Data excerpts
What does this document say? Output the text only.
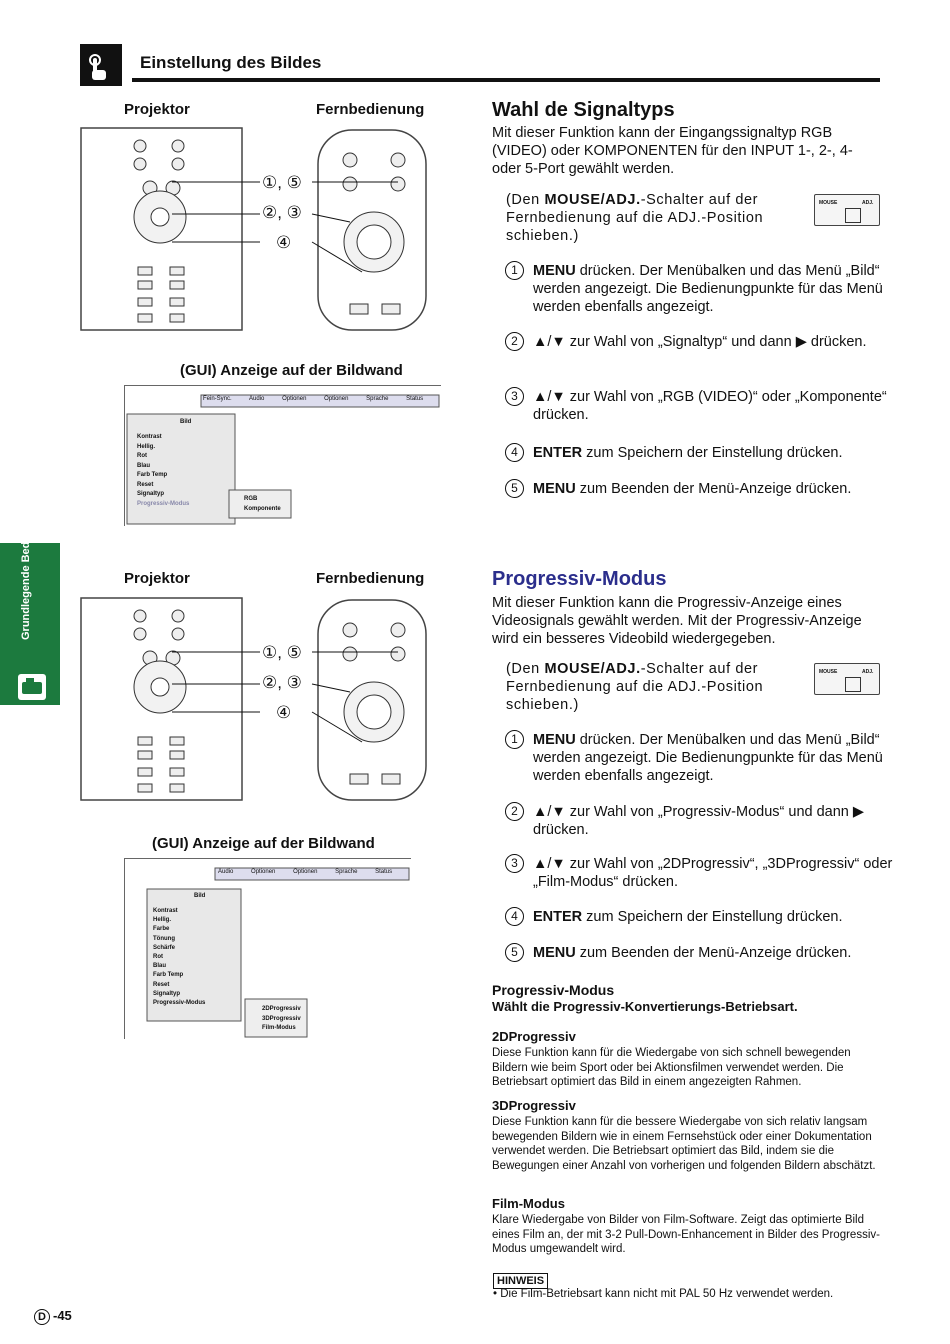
Einstellung des Bildes
Grundlegende Bedienung
Projektor	Fernbedienung
①, ⑤
②, ③
④
(GUI) Anzeige auf der Bildwand
Fein-Sync.	Audio	Optionen	Optionen	Sprache	Status
Bild
Kontrast
Hellig.
Rot
Blau
Farb Temp
Reset
Signaltyp
Progressiv-Modus
RGB
Komponente
Wahl de Signaltyps
Mit dieser Funktion kann der Eingangssignaltyp RGB (VIDEO) oder KOMPONENTEN für den INPUT 1-, 2-, 4- oder 5-Port gewählt werden.
(Den MOUSE/ADJ.-Schalter auf der Fernbedienung auf die ADJ.-Position schieben.)
MOUSE	ADJ.
1	MENU drücken. Der Menübalken und das Menü „Bild“ werden angezeigt. Die Bedienungpunkte für das Menü werden ebenfalls angezeigt.
2	▲/▼ zur Wahl von „Signaltyp“ und dann ▶ drücken.
3	▲/▼ zur Wahl von „RGB (VIDEO)“ oder „Komponente“ drücken.
4	ENTER zum Speichern der Einstellung drücken.
5	MENU zum Beenden der Menü-Anzeige drücken.
Projektor	Fernbedienung
①, ⑤
②, ③
④
(GUI) Anzeige auf der Bildwand
Audio	Optionen	Optionen	Sprache	Status
Bild
Kontrast
Hellig.
Farbe
Tönung
Schärfe
Rot
Blau
Farb Temp
Reset
Signaltyp
Progressiv-Modus
2DProgressiv
3DProgressiv
Film-Modus
Progressiv-Modus
Mit dieser Funktion kann die Progressiv-Anzeige eines Videosignals gewählt werden. Mit der Progressiv-Anzeige wird ein besseres Videobild wiedergegeben.
(Den MOUSE/ADJ.-Schalter auf der Fernbedienung auf die ADJ.-Position schieben.)
MOUSE	ADJ.
1	MENU drücken. Der Menübalken und das Menü „Bild“ werden angezeigt. Die Bedienungpunkte für das Menü werden ebenfalls angezeigt.
2	▲/▼ zur Wahl von „Progressiv-Modus“ und dann ▶ drücken.
3	▲/▼ zur Wahl von „2DProgressiv“, „3DProgressiv“ oder „Film-Modus“ drücken.
4	ENTER zum Speichern der Einstellung drücken.
5	MENU zum Beenden der Menü-Anzeige drücken.
Progressiv-Modus
Wählt die Progressiv-Konvertierungs-Betriebsart.
2DProgressiv
Diese Funktion kann für die Wiedergabe von sich schnell bewegenden Bildern wie beim Sport oder bei Aktionsfilmen verwendet werden. Die Betriebsart optimiert das Bild in einem angezeigten Rahmen.
3DProgressiv
Diese Funktion kann für die bessere Wiedergabe von sich relativ langsam bewegenden Bildern wie in einem Fernsehstück oder einer Dokumentation verwendet werden. Die Betriebsart optimiert das Bild, indem sie die Bewegungen einer Anzahl von vorherigen und folgenden Bildern abschätzt.
Film-Modus
Klare Wiedergabe von Bilder von Film-Software. Zeigt das optimierte Bild eines Film an, der mit 3-2 Pull-Down-Enhancement in Bilder des Progressiv-Modus umgewandelt wird.
HINWEIS
• Die Film-Betriebsart kann nicht mit PAL 50 Hz verwendet werden.
D -45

**The problem**
Repeat the records above exactly, omitting every picture.

**Output**
What does this document say? Output the text only.
Einstellung des Bildes
Grundlegende Bedienung
Projektor	Fernbedienung
①, ⑤
②, ③
④
(GUI) Anzeige auf der Bildwand
Fein-Sync.	Audio	Optionen	Optionen	Sprache	Status
Bild
Kontrast
Hellig.
Rot
Blau
Farb Temp
Reset
Signaltyp
Progressiv-Modus
RGB
Komponente
Wahl de Signaltyps
Mit dieser Funktion kann der Eingangssignaltyp RGB (VIDEO) oder KOMPONENTEN für den INPUT 1-, 2-, 4- oder 5-Port gewählt werden.
(Den MOUSE/ADJ.-Schalter auf der Fernbedienung auf die ADJ.-Position schieben.)
MOUSE	ADJ.
1	MENU drücken. Der Menübalken und das Menü „Bild“ werden angezeigt. Die Bedienungpunkte für das Menü werden ebenfalls angezeigt.
2	▲/▼ zur Wahl von „Signaltyp“ und dann ▶ drücken.
3	▲/▼ zur Wahl von „RGB (VIDEO)“ oder „Komponente“ drücken.
4	ENTER zum Speichern der Einstellung drücken.
5	MENU zum Beenden der Menü-Anzeige drücken.
Projektor	Fernbedienung
①, ⑤
②, ③
④
(GUI) Anzeige auf der Bildwand
Audio	Optionen	Optionen	Sprache	Status
Bild
Kontrast
Hellig.
Farbe
Tönung
Schärfe
Rot
Blau
Farb Temp
Reset
Signaltyp
Progressiv-Modus
2DProgressiv
3DProgressiv
Film-Modus
Progressiv-Modus
Mit dieser Funktion kann die Progressiv-Anzeige eines Videosignals gewählt werden. Mit der Progressiv-Anzeige wird ein besseres Videobild wiedergegeben.
(Den MOUSE/ADJ.-Schalter auf der Fernbedienung auf die ADJ.-Position schieben.)
MOUSE	ADJ.
1	MENU drücken. Der Menübalken und das Menü „Bild“ werden angezeigt. Die Bedienungpunkte für das Menü werden ebenfalls angezeigt.
2	▲/▼ zur Wahl von „Progressiv-Modus“ und dann ▶ drücken.
3	▲/▼ zur Wahl von „2DProgressiv“, „3DProgressiv“ oder „Film-Modus“ drücken.
4	ENTER zum Speichern der Einstellung drücken.
5	MENU zum Beenden der Menü-Anzeige drücken.
Progressiv-Modus
Wählt die Progressiv-Konvertierungs-Betriebsart.
2DProgressiv
Diese Funktion kann für die Wiedergabe von sich schnell bewegenden Bildern wie beim Sport oder bei Aktionsfilmen verwendet werden. Die Betriebsart optimiert das Bild in einem angezeigten Rahmen.
3DProgressiv
Diese Funktion kann für die bessere Wiedergabe von sich relativ langsam bewegenden Bildern wie in einem Fernsehstück oder einer Dokumentation verwendet werden. Die Betriebsart optimiert das Bild, indem sie die Bewegungen einer Anzahl von vorherigen und folgenden Bildern abschätzt.
Film-Modus
Klare Wiedergabe von Bilder von Film-Software. Zeigt das optimierte Bild eines Film an, der mit 3-2 Pull-Down-Enhancement in Bilder des Progressiv-Modus umgewandelt wird.
HINWEIS
• Die Film-Betriebsart kann nicht mit PAL 50 Hz verwendet werden.
D -45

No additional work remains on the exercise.